▶ _DATA TO PROCESS_:

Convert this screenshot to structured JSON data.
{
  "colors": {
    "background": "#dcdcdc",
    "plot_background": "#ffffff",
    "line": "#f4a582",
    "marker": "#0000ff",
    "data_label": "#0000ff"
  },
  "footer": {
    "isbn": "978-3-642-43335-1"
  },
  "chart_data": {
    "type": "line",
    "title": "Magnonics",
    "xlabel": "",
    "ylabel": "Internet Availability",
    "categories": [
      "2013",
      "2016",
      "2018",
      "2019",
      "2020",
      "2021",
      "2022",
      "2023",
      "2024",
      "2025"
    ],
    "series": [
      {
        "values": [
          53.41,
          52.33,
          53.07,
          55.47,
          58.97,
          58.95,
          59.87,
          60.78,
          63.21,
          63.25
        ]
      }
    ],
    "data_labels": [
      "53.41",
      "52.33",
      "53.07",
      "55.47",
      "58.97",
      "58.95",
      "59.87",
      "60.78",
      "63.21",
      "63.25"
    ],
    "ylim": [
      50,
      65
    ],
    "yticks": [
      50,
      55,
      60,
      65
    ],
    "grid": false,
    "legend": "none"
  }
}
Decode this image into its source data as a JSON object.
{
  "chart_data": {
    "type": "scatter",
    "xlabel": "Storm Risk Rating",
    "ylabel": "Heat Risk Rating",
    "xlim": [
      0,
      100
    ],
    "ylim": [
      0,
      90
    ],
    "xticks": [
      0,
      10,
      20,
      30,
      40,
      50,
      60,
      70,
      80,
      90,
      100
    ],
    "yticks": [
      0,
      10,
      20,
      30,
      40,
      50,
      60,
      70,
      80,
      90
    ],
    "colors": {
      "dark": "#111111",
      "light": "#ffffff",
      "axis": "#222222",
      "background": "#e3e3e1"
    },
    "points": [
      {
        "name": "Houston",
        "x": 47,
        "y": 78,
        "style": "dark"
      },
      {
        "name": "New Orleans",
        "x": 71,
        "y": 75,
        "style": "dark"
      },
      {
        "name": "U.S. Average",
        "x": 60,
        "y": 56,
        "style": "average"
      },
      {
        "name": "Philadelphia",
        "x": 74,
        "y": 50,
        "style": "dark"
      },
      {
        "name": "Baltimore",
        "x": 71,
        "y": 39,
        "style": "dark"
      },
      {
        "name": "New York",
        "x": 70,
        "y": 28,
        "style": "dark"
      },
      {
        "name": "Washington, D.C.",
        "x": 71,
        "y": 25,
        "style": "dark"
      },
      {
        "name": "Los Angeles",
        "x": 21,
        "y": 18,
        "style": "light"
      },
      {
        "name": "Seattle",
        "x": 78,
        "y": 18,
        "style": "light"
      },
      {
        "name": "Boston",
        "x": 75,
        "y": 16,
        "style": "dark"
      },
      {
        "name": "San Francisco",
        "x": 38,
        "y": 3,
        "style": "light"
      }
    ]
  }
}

▶ _YOUR OBJECTIVE_:
Scan the entries above. Copy each line that has the string "ylabel".

▶ _OUTPUT OF THE TASK_:
    "ylabel": "Internet Availability",
    "ylabel": "Heat Risk Rating",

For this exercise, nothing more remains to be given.